[Collected data]
....

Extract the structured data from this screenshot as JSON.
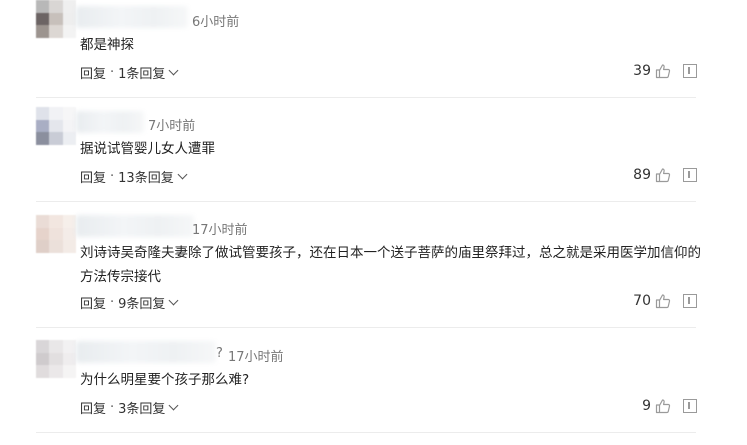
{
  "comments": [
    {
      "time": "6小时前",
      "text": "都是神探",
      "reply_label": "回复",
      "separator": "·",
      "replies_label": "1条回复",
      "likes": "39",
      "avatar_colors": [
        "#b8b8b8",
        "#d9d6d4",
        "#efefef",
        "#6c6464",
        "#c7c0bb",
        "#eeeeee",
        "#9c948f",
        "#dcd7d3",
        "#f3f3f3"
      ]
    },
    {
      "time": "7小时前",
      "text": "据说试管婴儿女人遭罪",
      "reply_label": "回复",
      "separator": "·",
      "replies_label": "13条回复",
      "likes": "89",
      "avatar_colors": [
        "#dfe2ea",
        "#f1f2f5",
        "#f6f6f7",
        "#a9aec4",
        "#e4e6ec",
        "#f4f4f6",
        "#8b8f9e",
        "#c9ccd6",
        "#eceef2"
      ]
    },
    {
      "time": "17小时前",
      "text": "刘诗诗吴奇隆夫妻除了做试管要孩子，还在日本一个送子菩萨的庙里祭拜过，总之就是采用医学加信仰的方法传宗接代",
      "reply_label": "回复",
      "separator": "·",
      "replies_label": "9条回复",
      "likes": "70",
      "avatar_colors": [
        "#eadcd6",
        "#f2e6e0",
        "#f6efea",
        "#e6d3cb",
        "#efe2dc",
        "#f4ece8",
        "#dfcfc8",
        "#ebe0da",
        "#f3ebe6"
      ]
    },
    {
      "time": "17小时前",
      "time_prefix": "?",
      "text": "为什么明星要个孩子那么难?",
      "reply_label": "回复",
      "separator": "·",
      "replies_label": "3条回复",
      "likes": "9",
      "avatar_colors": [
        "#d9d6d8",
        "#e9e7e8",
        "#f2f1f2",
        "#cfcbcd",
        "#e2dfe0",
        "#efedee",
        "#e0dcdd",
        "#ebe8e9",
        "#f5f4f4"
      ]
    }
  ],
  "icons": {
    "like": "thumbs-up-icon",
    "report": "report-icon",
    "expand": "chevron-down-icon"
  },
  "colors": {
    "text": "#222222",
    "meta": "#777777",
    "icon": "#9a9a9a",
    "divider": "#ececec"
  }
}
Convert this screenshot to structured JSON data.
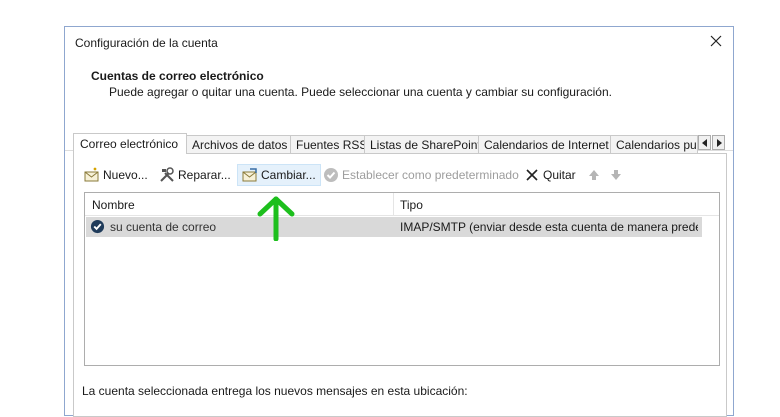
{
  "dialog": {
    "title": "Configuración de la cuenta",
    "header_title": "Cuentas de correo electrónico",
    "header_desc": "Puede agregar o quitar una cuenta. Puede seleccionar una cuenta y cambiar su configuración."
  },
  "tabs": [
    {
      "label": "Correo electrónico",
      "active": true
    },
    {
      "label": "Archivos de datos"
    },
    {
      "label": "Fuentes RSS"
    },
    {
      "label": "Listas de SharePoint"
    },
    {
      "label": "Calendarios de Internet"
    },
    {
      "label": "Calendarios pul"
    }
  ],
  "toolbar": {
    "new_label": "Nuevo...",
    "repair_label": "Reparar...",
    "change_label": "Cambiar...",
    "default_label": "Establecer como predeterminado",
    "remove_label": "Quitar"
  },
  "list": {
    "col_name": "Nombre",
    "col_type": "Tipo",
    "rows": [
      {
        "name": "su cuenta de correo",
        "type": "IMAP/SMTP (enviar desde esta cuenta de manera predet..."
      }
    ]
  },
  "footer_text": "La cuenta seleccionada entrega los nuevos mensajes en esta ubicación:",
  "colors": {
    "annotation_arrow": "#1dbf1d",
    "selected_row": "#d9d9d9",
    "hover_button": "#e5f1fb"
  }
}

....

Short exercise | Find every line that has "JSON" in it, then return those lines.

Completed exercise |
Extract the structured data from this screenshot as JSON.
Convert this screenshot to structured JSON data.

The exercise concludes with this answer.